Scan the data beneath this task and copy each line that includes "marker".
-- START RAW RECORDS --
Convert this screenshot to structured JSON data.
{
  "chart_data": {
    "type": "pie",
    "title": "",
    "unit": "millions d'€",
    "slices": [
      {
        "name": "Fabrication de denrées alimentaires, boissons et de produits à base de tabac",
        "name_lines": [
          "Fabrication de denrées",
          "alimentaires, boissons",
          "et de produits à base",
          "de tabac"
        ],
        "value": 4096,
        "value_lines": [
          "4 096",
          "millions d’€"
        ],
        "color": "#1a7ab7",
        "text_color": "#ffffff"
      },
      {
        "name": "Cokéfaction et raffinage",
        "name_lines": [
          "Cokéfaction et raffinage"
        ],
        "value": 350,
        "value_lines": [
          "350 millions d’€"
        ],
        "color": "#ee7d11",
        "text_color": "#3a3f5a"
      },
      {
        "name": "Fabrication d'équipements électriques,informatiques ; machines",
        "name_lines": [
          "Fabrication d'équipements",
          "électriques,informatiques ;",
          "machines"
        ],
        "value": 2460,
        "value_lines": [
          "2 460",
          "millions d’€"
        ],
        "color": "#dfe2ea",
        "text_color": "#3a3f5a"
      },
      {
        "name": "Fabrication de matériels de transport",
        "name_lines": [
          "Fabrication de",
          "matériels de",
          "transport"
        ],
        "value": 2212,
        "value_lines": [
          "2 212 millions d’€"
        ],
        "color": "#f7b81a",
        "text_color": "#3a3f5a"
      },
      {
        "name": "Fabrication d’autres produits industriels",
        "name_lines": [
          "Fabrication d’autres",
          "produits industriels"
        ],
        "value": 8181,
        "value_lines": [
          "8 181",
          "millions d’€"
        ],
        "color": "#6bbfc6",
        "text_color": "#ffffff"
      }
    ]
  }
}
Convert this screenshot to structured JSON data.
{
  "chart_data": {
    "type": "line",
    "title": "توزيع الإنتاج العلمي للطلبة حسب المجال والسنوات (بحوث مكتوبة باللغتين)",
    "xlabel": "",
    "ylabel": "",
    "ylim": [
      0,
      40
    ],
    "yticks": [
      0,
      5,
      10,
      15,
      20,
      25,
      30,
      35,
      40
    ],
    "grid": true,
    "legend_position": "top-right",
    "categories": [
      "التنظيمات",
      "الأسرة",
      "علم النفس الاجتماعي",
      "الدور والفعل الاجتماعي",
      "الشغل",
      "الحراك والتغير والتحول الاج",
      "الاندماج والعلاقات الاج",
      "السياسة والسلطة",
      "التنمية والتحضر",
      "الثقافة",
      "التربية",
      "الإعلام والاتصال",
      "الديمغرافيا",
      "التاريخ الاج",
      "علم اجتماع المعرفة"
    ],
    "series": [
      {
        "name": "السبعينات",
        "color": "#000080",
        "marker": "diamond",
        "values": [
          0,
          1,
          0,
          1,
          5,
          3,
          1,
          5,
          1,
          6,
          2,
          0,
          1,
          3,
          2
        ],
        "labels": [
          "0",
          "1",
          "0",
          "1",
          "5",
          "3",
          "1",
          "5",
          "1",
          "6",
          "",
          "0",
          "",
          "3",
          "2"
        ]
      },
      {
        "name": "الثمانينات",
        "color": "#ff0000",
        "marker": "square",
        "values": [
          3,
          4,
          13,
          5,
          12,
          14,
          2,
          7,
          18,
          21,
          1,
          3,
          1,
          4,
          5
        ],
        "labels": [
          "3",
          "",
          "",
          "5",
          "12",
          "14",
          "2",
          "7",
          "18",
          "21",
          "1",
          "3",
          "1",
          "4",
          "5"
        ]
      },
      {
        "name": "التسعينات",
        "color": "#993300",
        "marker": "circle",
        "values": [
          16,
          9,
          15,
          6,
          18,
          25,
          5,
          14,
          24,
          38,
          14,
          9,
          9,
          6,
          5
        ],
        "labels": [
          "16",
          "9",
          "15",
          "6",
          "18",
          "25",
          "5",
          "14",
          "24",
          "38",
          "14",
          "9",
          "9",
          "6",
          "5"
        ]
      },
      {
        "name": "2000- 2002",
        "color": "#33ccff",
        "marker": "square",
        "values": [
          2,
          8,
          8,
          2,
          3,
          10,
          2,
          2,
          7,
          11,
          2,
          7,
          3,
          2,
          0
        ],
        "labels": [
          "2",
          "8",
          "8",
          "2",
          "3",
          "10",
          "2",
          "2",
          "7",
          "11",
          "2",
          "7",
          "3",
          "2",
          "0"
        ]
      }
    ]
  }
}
-- END RAW RECORDS --
TASK RESULT
        "marker": "diamond",
        "marker": "square",
        "marker": "circle",
        "marker": "square",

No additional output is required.